Exercise
Skip the pictures. Transcribe the rest of the data below without changing a word.

[Collection entries]

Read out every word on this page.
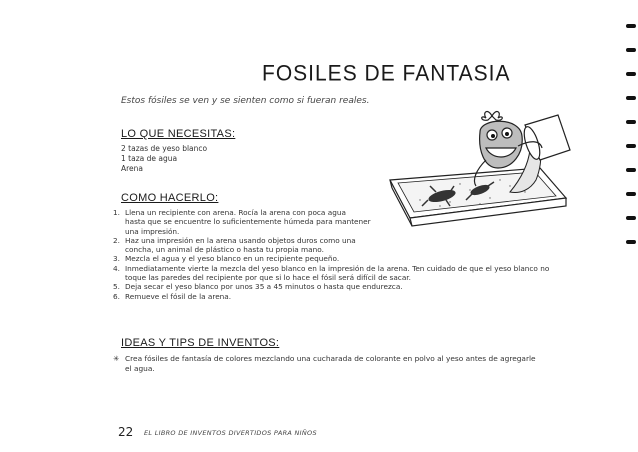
FOSILES DE FANTASIA
Estos fósiles se ven y se sienten como si fueran reales.
LO QUE NECESITAS:
2 tazas de yeso blanco
1 taza de agua
Arena
COMO HACERLO:
1. Llena un recipiente con arena. Rocía la arena con poca agua
hasta que se encuentre lo suficientemente húmeda para mantener
una impresión.
2. Haz una impresión en la arena usando objetos duros como una
concha, un animal de plástico o hasta tu propia mano.
3. Mezcla el agua y el yeso blanco en un recipiente pequeño.
4. Inmediatamente vierte la mezcla del yeso blanco en la impresión de la arena. Ten cuidado de que el yeso blanco no
toque las paredes del recipiente por que si lo hace el fósil será difícil de sacar.
5. Deja secar el yeso blanco por unos 35 a 45 minutos o hasta que endurezca.
6. Remueve el fósil de la arena.
IDEAS Y TIPS DE INVENTOS:
✳ Crea fósiles de fantasía de colores mezclando una cucharada de colorante en polvo al yeso antes de agregarle
el agua.
22 EL LIBRO DE INVENTOS DIVERTIDOS PARA NIÑOS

Written answer
Read out every word on this page.
FOSILES DE FANTASIA
Estos fósiles se ven y se sienten como si fueran reales.
LO QUE NECESITAS:
2 tazas de yeso blanco
1 taza de agua
Arena
COMO HACERLO:
1. Llena un recipiente con arena. Rocía la arena con poca agua
hasta que se encuentre lo suficientemente húmeda para mantener
una impresión.
2. Haz una impresión en la arena usando objetos duros como una
concha, un animal de plástico o hasta tu propia mano.
3. Mezcla el agua y el yeso blanco en un recipiente pequeño.
4. Inmediatamente vierte la mezcla del yeso blanco en la impresión de la arena. Ten cuidado de que el yeso blanco no
toque las paredes del recipiente por que si lo hace el fósil será difícil de sacar.
5. Deja secar el yeso blanco por unos 35 a 45 minutos o hasta que endurezca.
6. Remueve el fósil de la arena.
IDEAS Y TIPS DE INVENTOS:
✳ Crea fósiles de fantasía de colores mezclando una cucharada de colorante en polvo al yeso antes de agregarle
el agua.
22 EL LIBRO DE INVENTOS DIVERTIDOS PARA NIÑOS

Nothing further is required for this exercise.